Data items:
* * *

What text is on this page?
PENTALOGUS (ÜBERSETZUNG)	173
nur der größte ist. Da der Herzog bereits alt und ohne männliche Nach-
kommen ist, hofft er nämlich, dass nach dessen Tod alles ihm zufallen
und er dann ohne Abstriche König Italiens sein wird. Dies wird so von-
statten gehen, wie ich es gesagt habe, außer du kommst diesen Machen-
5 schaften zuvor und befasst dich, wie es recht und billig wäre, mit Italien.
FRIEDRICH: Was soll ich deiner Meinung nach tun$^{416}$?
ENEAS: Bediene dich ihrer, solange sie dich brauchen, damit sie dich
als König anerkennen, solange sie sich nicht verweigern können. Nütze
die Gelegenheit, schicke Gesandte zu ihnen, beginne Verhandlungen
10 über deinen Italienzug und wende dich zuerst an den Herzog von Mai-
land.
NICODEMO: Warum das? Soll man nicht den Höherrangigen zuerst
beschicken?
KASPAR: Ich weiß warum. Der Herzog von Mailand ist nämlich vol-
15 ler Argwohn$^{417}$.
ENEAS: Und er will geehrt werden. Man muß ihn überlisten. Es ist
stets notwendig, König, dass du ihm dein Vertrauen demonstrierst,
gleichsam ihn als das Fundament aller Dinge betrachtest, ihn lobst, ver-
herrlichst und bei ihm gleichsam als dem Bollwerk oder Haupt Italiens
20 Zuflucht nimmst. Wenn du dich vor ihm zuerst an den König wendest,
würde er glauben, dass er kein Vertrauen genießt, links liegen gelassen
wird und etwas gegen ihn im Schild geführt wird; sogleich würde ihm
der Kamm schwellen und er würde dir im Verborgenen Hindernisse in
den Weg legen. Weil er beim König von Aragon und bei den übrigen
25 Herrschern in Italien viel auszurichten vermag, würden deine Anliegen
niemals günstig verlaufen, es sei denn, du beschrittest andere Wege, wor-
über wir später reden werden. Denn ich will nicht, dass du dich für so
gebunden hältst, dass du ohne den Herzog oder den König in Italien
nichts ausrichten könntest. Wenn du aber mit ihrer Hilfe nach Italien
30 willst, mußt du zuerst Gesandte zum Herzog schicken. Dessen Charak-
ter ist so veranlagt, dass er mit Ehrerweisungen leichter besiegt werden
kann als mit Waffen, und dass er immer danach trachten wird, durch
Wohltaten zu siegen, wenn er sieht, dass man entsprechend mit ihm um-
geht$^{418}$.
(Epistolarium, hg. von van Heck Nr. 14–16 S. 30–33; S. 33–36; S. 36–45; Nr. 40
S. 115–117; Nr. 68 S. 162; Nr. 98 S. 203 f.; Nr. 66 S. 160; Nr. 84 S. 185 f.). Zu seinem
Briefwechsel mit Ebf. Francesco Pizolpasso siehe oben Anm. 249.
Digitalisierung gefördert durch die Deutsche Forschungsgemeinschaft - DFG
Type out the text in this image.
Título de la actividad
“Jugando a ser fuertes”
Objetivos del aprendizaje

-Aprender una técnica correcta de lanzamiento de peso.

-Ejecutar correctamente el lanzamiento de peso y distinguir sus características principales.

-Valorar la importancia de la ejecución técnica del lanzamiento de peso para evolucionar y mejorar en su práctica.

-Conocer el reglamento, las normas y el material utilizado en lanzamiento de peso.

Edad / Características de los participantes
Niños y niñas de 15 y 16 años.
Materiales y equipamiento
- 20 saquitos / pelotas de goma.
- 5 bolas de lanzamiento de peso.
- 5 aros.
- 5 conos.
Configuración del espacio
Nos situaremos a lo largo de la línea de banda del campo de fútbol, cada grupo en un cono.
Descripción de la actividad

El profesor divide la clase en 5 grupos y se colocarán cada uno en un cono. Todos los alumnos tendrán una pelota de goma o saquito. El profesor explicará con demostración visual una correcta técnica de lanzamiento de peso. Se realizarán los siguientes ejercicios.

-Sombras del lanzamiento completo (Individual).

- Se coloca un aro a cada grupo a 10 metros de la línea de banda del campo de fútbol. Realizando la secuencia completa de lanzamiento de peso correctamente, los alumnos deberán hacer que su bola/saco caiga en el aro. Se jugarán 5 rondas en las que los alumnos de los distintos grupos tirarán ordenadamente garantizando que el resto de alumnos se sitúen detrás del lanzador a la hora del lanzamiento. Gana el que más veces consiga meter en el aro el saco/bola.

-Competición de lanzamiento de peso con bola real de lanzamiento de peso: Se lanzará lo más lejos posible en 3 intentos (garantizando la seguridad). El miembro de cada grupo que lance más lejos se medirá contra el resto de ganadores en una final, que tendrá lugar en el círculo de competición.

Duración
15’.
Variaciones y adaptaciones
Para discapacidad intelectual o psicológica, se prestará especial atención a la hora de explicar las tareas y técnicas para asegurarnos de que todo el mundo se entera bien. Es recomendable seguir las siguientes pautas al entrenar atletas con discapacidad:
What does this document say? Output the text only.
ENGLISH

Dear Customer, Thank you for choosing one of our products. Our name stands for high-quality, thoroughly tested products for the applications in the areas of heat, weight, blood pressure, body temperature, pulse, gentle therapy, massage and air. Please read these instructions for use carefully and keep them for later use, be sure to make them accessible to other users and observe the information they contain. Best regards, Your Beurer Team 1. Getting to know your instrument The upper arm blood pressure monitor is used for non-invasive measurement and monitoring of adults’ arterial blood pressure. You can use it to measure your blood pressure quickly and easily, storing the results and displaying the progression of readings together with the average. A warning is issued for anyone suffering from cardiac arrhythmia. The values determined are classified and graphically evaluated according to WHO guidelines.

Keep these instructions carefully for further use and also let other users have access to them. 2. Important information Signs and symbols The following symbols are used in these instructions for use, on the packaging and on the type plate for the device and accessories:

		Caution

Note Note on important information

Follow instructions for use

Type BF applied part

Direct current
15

* * *

### Short task
Wherever a line in the data above holds "durch", copy that line.

### Result of this exercise
kann als mit Waffen, und dass er immer danach trachten wird, durch
Digitalisierung gefördert durch die Deutsche Forschungsgemeinschaft - DFG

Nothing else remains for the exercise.